Go through the lines below and copy each one that holds the string "here".

■ ■ ■

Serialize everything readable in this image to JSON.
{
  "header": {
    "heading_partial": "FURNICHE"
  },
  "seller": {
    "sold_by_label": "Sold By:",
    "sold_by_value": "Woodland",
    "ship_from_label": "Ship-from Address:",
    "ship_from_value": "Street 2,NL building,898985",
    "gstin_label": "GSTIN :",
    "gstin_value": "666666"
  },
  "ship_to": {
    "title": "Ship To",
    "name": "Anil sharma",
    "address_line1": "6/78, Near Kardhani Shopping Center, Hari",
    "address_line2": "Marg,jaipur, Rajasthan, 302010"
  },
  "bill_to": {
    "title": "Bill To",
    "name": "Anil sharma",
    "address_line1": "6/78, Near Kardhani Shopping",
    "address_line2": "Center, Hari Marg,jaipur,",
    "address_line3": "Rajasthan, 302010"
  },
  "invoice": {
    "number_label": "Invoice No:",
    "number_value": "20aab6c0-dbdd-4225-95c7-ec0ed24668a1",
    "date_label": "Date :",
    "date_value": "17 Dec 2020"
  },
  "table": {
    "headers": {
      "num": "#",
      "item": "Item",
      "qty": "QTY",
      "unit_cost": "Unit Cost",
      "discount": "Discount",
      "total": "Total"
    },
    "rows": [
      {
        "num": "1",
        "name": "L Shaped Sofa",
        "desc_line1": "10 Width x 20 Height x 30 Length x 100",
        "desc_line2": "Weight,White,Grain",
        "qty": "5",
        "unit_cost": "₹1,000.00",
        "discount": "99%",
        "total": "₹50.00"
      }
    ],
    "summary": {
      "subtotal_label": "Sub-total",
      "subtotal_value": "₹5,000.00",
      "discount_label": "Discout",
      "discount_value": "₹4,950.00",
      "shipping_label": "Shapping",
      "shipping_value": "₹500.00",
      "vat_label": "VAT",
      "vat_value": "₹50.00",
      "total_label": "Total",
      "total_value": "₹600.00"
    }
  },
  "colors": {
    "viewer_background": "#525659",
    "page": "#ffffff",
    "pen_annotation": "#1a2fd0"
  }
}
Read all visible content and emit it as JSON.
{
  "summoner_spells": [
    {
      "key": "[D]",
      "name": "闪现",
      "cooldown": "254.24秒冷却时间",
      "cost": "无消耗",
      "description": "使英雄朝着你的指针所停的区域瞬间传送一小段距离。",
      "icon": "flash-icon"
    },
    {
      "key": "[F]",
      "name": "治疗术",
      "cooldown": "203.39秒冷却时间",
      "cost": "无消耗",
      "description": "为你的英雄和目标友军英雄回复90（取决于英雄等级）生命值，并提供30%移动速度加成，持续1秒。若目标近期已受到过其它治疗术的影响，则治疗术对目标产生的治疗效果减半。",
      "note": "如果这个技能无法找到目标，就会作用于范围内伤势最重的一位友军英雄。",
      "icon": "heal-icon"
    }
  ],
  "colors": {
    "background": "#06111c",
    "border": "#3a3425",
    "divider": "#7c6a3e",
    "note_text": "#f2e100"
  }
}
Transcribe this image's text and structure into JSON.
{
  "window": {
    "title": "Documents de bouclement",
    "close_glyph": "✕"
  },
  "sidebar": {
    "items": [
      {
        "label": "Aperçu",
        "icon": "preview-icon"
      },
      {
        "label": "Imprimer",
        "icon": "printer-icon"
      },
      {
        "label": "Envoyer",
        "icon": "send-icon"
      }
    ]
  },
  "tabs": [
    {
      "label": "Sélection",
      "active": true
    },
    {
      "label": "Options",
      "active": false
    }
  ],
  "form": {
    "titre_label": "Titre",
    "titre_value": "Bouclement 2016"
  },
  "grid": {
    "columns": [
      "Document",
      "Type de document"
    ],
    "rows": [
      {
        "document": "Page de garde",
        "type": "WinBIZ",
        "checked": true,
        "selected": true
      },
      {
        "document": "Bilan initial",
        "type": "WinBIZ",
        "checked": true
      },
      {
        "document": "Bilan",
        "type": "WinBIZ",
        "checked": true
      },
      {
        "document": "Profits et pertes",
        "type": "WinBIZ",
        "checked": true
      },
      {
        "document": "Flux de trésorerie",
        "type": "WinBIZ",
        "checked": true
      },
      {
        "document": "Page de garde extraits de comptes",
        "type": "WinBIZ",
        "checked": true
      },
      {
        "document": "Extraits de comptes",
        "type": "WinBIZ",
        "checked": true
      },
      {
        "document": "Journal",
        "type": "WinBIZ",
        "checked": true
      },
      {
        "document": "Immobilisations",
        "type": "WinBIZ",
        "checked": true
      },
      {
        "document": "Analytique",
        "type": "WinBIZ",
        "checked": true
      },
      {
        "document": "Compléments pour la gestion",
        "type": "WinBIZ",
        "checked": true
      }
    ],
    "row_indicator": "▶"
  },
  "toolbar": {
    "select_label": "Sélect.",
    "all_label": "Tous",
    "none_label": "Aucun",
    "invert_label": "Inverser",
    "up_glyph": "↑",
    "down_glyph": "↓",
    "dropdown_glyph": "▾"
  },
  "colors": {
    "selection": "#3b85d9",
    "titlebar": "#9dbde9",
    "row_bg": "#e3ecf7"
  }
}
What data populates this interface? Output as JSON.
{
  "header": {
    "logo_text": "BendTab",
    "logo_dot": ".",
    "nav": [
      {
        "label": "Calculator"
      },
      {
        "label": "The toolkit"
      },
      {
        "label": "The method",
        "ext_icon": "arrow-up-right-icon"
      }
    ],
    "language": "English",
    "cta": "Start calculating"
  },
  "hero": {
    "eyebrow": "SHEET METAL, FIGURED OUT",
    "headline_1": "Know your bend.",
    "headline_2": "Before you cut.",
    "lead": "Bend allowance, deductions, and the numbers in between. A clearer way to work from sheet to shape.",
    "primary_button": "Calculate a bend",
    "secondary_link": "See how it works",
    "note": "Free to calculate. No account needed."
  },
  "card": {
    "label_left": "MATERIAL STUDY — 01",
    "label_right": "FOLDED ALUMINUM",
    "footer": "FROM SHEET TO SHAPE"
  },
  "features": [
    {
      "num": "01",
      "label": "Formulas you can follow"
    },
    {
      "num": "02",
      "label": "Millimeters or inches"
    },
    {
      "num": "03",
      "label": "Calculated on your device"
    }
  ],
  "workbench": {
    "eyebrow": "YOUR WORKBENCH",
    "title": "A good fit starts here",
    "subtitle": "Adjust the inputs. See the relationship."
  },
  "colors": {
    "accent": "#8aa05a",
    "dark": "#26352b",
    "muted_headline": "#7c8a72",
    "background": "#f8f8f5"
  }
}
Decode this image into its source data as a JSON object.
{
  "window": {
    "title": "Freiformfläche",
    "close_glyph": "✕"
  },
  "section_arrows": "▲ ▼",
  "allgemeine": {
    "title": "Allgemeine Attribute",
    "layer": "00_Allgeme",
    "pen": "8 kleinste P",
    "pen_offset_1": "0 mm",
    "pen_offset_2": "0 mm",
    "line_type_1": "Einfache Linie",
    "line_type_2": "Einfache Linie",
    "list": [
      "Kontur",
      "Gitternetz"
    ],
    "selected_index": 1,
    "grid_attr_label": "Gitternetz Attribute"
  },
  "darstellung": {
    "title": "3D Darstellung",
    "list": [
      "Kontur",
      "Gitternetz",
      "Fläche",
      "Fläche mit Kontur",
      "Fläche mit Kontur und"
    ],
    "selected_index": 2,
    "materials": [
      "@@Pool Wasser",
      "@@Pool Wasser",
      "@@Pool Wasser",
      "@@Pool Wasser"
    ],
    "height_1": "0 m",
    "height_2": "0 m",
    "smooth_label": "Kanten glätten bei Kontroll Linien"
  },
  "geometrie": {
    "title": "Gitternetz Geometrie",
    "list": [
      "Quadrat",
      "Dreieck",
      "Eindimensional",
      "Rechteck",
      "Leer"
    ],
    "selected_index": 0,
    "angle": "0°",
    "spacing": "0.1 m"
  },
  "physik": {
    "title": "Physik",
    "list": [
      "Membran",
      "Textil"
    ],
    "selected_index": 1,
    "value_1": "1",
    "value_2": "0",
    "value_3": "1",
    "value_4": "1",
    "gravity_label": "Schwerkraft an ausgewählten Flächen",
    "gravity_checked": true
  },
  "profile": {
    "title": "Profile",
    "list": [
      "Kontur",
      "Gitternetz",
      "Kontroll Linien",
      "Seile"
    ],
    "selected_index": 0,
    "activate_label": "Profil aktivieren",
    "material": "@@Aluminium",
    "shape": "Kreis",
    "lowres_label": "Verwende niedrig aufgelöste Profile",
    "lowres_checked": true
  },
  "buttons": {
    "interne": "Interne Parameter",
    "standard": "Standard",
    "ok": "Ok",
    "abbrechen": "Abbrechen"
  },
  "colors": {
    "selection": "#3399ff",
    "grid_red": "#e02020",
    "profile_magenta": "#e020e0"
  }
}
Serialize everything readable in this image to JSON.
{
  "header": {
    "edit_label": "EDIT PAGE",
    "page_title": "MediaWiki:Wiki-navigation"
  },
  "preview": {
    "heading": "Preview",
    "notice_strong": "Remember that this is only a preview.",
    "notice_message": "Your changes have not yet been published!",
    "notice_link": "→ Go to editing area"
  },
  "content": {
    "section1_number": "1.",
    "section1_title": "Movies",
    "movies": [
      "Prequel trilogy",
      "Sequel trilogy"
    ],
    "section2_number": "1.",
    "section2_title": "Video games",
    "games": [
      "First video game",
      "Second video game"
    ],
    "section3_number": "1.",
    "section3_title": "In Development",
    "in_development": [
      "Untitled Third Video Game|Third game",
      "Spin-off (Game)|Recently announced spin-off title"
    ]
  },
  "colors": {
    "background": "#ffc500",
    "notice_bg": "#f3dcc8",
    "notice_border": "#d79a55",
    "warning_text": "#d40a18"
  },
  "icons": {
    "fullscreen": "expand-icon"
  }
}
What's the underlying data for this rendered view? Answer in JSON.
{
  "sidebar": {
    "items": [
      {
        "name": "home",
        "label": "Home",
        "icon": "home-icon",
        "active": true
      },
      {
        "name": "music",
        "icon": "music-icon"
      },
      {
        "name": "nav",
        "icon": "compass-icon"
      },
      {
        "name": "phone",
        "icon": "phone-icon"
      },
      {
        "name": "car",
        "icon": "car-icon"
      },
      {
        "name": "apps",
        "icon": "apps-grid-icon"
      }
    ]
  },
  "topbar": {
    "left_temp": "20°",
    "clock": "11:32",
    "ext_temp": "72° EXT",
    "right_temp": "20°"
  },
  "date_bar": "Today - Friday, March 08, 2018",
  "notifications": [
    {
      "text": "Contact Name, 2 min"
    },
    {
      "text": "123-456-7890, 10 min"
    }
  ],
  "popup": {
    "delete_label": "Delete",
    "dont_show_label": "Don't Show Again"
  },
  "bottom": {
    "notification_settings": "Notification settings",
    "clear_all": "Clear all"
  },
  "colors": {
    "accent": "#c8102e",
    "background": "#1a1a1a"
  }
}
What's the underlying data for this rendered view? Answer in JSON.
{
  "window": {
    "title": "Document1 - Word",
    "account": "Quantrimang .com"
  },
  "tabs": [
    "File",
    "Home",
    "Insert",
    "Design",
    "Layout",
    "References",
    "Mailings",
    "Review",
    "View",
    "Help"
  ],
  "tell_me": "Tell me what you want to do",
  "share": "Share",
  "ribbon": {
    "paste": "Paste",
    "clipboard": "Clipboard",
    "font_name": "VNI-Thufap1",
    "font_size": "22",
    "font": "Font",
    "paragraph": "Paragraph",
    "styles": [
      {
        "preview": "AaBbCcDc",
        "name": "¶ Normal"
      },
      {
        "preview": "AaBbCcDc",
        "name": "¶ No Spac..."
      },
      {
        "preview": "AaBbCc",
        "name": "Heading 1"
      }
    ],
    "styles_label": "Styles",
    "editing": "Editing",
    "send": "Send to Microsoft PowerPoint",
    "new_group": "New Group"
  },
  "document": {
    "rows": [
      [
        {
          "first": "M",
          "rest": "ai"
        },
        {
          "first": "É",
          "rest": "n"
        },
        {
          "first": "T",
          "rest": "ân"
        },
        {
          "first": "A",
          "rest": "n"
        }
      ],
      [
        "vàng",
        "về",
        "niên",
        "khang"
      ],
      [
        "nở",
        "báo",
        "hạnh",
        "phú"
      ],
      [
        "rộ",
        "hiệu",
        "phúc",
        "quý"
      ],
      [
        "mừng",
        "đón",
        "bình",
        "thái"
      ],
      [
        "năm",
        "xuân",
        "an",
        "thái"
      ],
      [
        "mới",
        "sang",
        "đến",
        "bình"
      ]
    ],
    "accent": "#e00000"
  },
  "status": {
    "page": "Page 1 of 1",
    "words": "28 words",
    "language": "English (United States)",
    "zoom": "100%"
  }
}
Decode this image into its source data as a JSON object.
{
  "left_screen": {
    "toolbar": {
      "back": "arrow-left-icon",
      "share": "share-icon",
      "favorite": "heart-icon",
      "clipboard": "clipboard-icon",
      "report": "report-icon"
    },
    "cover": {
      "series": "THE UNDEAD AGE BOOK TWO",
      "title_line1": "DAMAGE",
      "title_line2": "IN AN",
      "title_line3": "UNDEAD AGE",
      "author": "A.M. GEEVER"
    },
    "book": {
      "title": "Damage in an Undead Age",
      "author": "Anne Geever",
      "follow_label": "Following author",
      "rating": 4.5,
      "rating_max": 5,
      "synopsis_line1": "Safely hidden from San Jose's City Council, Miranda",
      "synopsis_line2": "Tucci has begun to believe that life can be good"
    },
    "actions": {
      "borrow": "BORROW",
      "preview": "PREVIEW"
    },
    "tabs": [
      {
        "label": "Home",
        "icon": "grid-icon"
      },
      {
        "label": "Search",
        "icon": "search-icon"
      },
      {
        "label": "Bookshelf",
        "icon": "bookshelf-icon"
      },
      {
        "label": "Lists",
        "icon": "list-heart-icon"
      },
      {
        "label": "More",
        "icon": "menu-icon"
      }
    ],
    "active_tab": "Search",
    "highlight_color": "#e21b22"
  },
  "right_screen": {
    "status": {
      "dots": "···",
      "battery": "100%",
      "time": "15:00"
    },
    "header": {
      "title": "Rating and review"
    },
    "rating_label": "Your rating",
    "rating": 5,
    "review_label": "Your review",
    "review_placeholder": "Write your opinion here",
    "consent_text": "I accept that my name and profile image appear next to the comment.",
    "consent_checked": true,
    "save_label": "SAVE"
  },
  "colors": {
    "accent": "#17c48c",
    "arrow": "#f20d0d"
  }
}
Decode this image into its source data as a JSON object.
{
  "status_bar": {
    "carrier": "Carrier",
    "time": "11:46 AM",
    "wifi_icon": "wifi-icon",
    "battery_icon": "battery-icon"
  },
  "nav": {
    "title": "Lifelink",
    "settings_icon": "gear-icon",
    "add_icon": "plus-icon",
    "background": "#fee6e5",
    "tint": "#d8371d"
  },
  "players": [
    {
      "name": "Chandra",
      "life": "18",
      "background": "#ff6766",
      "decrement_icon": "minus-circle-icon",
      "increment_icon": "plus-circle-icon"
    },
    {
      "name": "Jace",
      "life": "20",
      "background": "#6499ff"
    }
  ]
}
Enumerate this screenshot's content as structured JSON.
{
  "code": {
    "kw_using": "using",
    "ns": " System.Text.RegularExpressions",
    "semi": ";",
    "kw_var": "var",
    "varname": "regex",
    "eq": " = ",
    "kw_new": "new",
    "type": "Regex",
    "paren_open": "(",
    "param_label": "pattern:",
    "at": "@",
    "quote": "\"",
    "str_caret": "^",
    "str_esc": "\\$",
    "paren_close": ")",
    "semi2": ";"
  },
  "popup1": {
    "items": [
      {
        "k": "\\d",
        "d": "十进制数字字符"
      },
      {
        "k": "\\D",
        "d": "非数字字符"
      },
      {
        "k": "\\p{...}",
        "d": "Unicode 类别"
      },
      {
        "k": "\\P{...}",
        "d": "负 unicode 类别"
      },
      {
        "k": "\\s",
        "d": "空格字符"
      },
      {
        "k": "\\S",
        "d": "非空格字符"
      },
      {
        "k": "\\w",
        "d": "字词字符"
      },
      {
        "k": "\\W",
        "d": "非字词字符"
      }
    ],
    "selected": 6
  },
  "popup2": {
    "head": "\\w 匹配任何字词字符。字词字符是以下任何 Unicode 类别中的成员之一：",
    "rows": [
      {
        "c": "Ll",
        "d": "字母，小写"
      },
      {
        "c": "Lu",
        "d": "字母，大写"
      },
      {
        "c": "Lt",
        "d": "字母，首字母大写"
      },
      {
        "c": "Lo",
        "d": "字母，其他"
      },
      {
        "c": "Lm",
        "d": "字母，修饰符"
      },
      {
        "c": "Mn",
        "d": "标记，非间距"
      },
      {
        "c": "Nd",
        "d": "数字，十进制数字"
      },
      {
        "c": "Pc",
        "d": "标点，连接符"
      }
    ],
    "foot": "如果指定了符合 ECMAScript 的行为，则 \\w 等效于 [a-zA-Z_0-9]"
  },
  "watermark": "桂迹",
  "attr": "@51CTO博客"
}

■ ■ ■

COMPLETE RESPONSE:
    "title": "A good fit starts here",
    "review_placeholder": "Write your opinion here",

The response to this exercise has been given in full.